Collected data entries
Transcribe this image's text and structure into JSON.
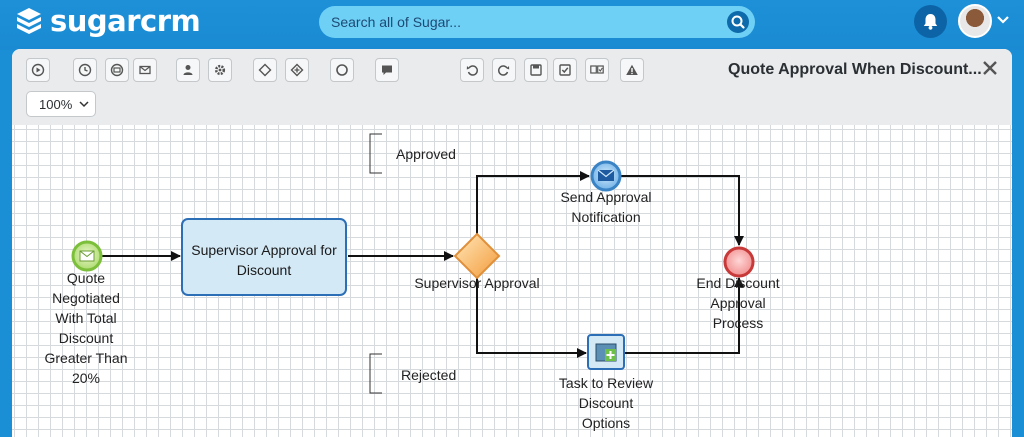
{
  "app": {
    "logo_text": "sugarcrm"
  },
  "search": {
    "placeholder": "Search all of Sugar..."
  },
  "designer": {
    "title": "Quote Approval When Discount...",
    "zoom": "100%",
    "toolbar_icons": [
      "play-icon",
      "clock-icon",
      "inbox-icon",
      "mail-icon",
      "user-icon",
      "gear-icon",
      "diamond-icon",
      "plus-diamond-icon",
      "circle-icon",
      "comment-icon",
      "undo-icon",
      "redo-icon",
      "save-icon",
      "check-icon",
      "import-export-icon",
      "warning-icon"
    ]
  },
  "diagram": {
    "start_event": {
      "label": [
        "Quote",
        "Negotiated",
        "With Total",
        "Discount",
        "Greater Than",
        "20%"
      ]
    },
    "user_task": {
      "label": [
        "Supervisor Approval for",
        "Discount"
      ]
    },
    "gateway": {
      "label": "Supervisor Approval"
    },
    "message_event": {
      "label": [
        "Send Approval",
        "Notification"
      ]
    },
    "script_task": {
      "label": [
        "Task to Review",
        "Discount",
        "Options"
      ]
    },
    "end_event": {
      "label": [
        "End Discount",
        "Approval",
        "Process"
      ]
    },
    "annotation_approved": "Approved",
    "annotation_rejected": "Rejected"
  },
  "colors": {
    "brand": "#1a8fd6",
    "search_bg": "#6fd0f6",
    "task_border": "#2d6fb7",
    "task_fill": "#d4e9f6"
  }
}
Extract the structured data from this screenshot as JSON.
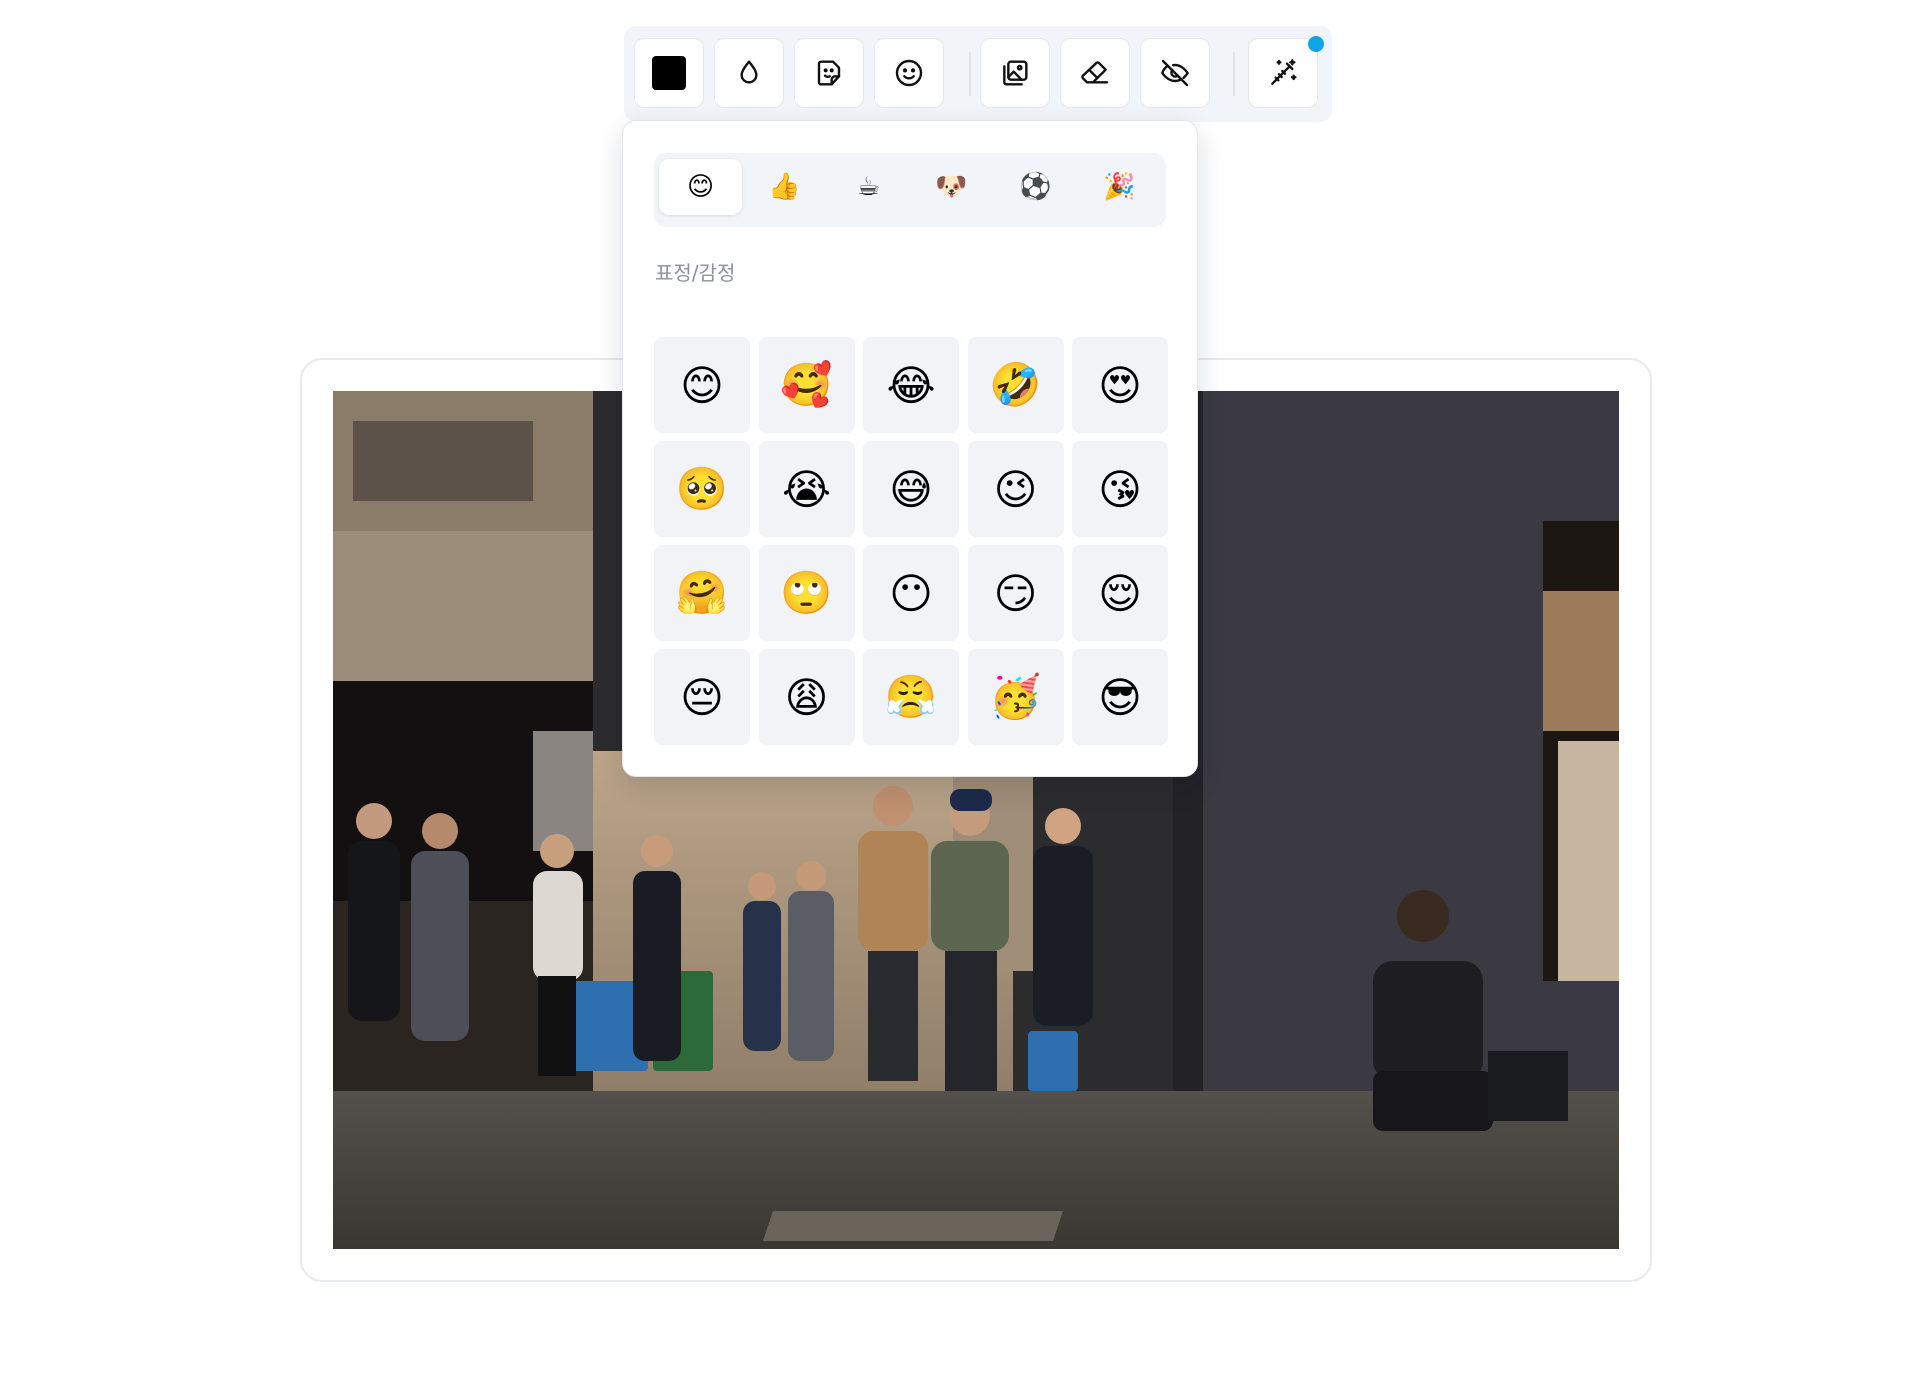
{
  "toolbar": {
    "tools": [
      {
        "id": "color",
        "icon": "color-swatch",
        "color": "#000000"
      },
      {
        "id": "opacity",
        "icon": "droplet-icon"
      },
      {
        "id": "sticker",
        "icon": "sticker-icon"
      },
      {
        "id": "emoji",
        "icon": "smile-icon"
      },
      {
        "id": "image-gallery",
        "icon": "image-gallery-icon"
      },
      {
        "id": "eraser",
        "icon": "eraser-icon"
      },
      {
        "id": "hide",
        "icon": "eye-off-icon"
      },
      {
        "id": "magic",
        "icon": "magic-wand-icon"
      }
    ],
    "notification_color": "#0ea5e9"
  },
  "emoji_panel": {
    "category_tabs": [
      {
        "emoji": "😊",
        "icon": "smileys-tab",
        "active": true
      },
      {
        "emoji": "👍",
        "icon": "gestures-tab",
        "active": false
      },
      {
        "emoji": "☕",
        "icon": "food-tab",
        "active": false
      },
      {
        "emoji": "🐶",
        "icon": "animals-tab",
        "active": false
      },
      {
        "emoji": "⚽",
        "icon": "sports-tab",
        "active": false
      },
      {
        "emoji": "🎉",
        "icon": "celebration-tab",
        "active": false
      }
    ],
    "category_label": "표정/감정",
    "emojis": [
      {
        "glyph": "😊"
      },
      {
        "glyph": "🥰"
      },
      {
        "glyph": "😂"
      },
      {
        "glyph": "🤣"
      },
      {
        "glyph": "😍"
      },
      {
        "glyph": "🥺"
      },
      {
        "glyph": "😭"
      },
      {
        "glyph": "😅"
      },
      {
        "glyph": "😉"
      },
      {
        "glyph": "😘"
      },
      {
        "glyph": "🤗"
      },
      {
        "glyph": "🙄"
      },
      {
        "glyph": "😶"
      },
      {
        "glyph": "😏"
      },
      {
        "glyph": "😌"
      },
      {
        "glyph": "😔"
      },
      {
        "glyph": "😩"
      },
      {
        "glyph": "😤"
      },
      {
        "glyph": "🥳"
      },
      {
        "glyph": "😎"
      }
    ]
  },
  "canvas": {
    "image_alt_icon": "street-photo"
  }
}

# EXERCISE PROMPT
Quote every entry exactly, with the pictures omitted.

# EXERCISE SOLUTION
Transcribe this image's text and structure into JSON.
{
  "app": {
    "logo_text": "sugarcrm"
  },
  "search": {
    "placeholder": "Search all of Sugar..."
  },
  "designer": {
    "title": "Quote Approval When Discount...",
    "zoom": "100%",
    "toolbar_icons": [
      "play-icon",
      "clock-icon",
      "inbox-icon",
      "mail-icon",
      "user-icon",
      "gear-icon",
      "diamond-icon",
      "plus-diamond-icon",
      "circle-icon",
      "comment-icon",
      "undo-icon",
      "redo-icon",
      "save-icon",
      "check-icon",
      "import-export-icon",
      "warning-icon"
    ]
  },
  "diagram": {
    "start_event": {
      "label": [
        "Quote",
        "Negotiated",
        "With Total",
        "Discount",
        "Greater Than",
        "20%"
      ]
    },
    "user_task": {
      "label": [
        "Supervisor Approval for",
        "Discount"
      ]
    },
    "gateway": {
      "label": "Supervisor Approval"
    },
    "message_event": {
      "label": [
        "Send Approval",
        "Notification"
      ]
    },
    "script_task": {
      "label": [
        "Task to Review",
        "Discount",
        "Options"
      ]
    },
    "end_event": {
      "label": [
        "End Discount",
        "Approval",
        "Process"
      ]
    },
    "annotation_approved": "Approved",
    "annotation_rejected": "Rejected"
  },
  "colors": {
    "brand": "#1a8fd6",
    "search_bg": "#6fd0f6",
    "task_border": "#2d6fb7",
    "task_fill": "#d4e9f6"
  }
}
Extract the structured data from this screenshot as JSON.
{
  "toolbar": {
    "tools": [
      {
        "id": "color",
        "icon": "color-swatch",
        "color": "#000000"
      },
      {
        "id": "opacity",
        "icon": "droplet-icon"
      },
      {
        "id": "sticker",
        "icon": "sticker-icon"
      },
      {
        "id": "emoji",
        "icon": "smile-icon"
      },
      {
        "id": "image-gallery",
        "icon": "image-gallery-icon"
      },
      {
        "id": "eraser",
        "icon": "eraser-icon"
      },
      {
        "id": "hide",
        "icon": "eye-off-icon"
      },
      {
        "id": "magic",
        "icon": "magic-wand-icon"
      }
    ],
    "notification_color": "#0ea5e9"
  },
  "emoji_panel": {
    "category_tabs": [
      {
        "emoji": "😊",
        "icon": "smileys-tab",
        "active": true
      },
      {
        "emoji": "👍",
        "icon": "gestures-tab",
        "active": false
      },
      {
        "emoji": "☕",
        "icon": "food-tab",
        "active": false
      },
      {
        "emoji": "🐶",
        "icon": "animals-tab",
        "active": false
      },
      {
        "emoji": "⚽",
        "icon": "sports-tab",
        "active": false
      },
      {
        "emoji": "🎉",
        "icon": "celebration-tab",
        "active": false
      }
    ],
    "category_label": "표정/감정",
    "emojis": [
      {
        "glyph": "😊"
      },
      {
        "glyph": "🥰"
      },
      {
        "glyph": "😂"
      },
      {
        "glyph": "🤣"
      },
      {
        "glyph": "😍"
      },
      {
        "glyph": "🥺"
      },
      {
        "glyph": "😭"
      },
      {
        "glyph": "😅"
      },
      {
        "glyph": "😉"
      },
      {
        "glyph": "😘"
      },
      {
        "glyph": "🤗"
      },
      {
        "glyph": "🙄"
      },
      {
        "glyph": "😶"
      },
      {
        "glyph": "😏"
      },
      {
        "glyph": "😌"
      },
      {
        "glyph": "😔"
      },
      {
        "glyph": "😩"
      },
      {
        "glyph": "😤"
      },
      {
        "glyph": "🥳"
      },
      {
        "glyph": "😎"
      }
    ]
  },
  "canvas": {
    "image_alt_icon": "street-photo"
  }
}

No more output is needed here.